Stored rows
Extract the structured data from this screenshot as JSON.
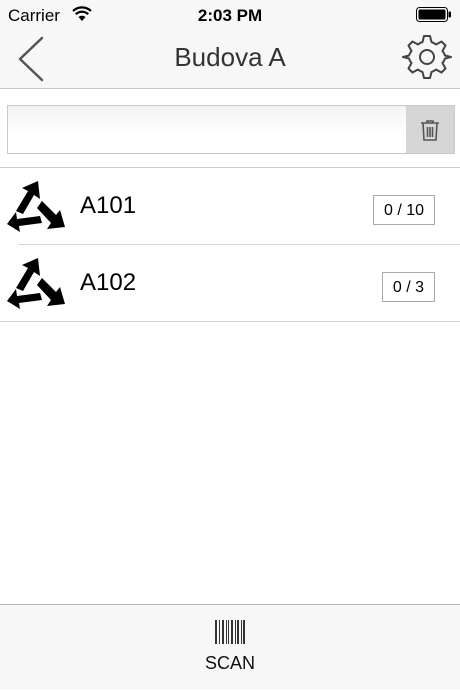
{
  "status_bar": {
    "carrier": "Carrier",
    "time": "2:03 PM"
  },
  "nav": {
    "title": "Budova A",
    "back_icon": "chevron-left-icon",
    "settings_icon": "gear-icon"
  },
  "search": {
    "value": "",
    "clear_icon": "trash-icon"
  },
  "rooms": [
    {
      "name": "A101",
      "count": "0 / 10",
      "icon": "recycle-arrows-icon"
    },
    {
      "name": "A102",
      "count": "0 / 3",
      "icon": "recycle-arrows-icon"
    }
  ],
  "toolbar": {
    "scan_label": "SCAN",
    "scan_icon": "barcode-icon"
  },
  "colors": {
    "bar_background": "#f7f7f7",
    "clear_button": "#d6d6d6",
    "separator": "#d6d6d6"
  }
}
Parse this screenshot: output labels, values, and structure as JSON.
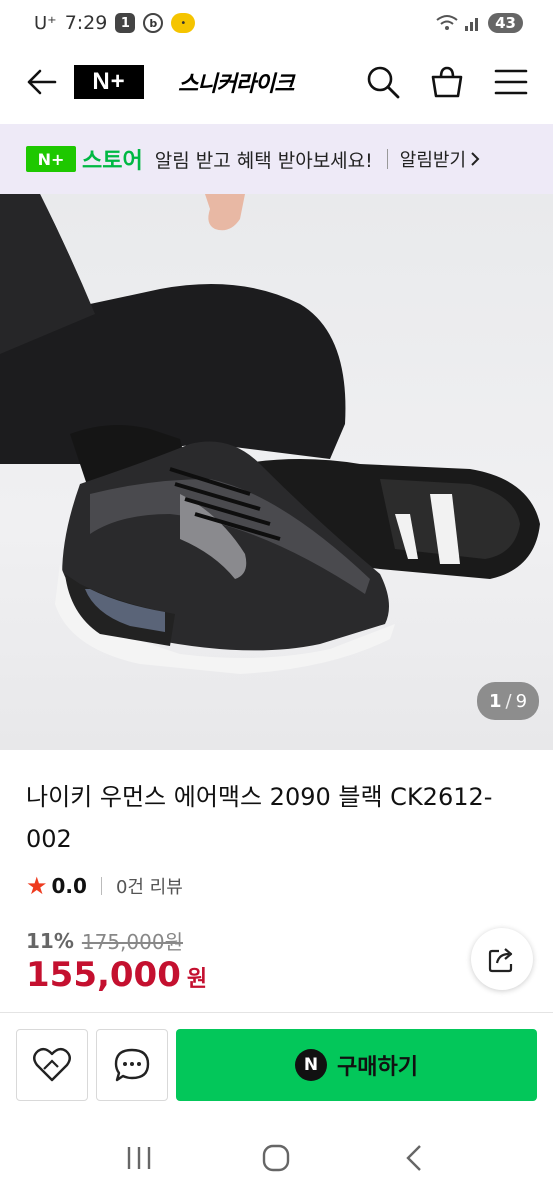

What is needed
What comes back should match the records exactly, minus any pictures.

Worked solution
Extract the structured data from this screenshot as JSON.
{
  "status_bar": {
    "carrier": "Carrier",
    "time": "2:03 PM"
  },
  "nav": {
    "title": "Budova A",
    "back_icon": "chevron-left-icon",
    "settings_icon": "gear-icon"
  },
  "search": {
    "value": "",
    "clear_icon": "trash-icon"
  },
  "rooms": [
    {
      "name": "A101",
      "count": "0 / 10",
      "icon": "recycle-arrows-icon"
    },
    {
      "name": "A102",
      "count": "0 / 3",
      "icon": "recycle-arrows-icon"
    }
  ],
  "toolbar": {
    "scan_label": "SCAN",
    "scan_icon": "barcode-icon"
  },
  "colors": {
    "bar_background": "#f7f7f7",
    "clear_button": "#d6d6d6",
    "separator": "#d6d6d6"
  }
}
Parse this screenshot: output labels, values, and structure as JSON.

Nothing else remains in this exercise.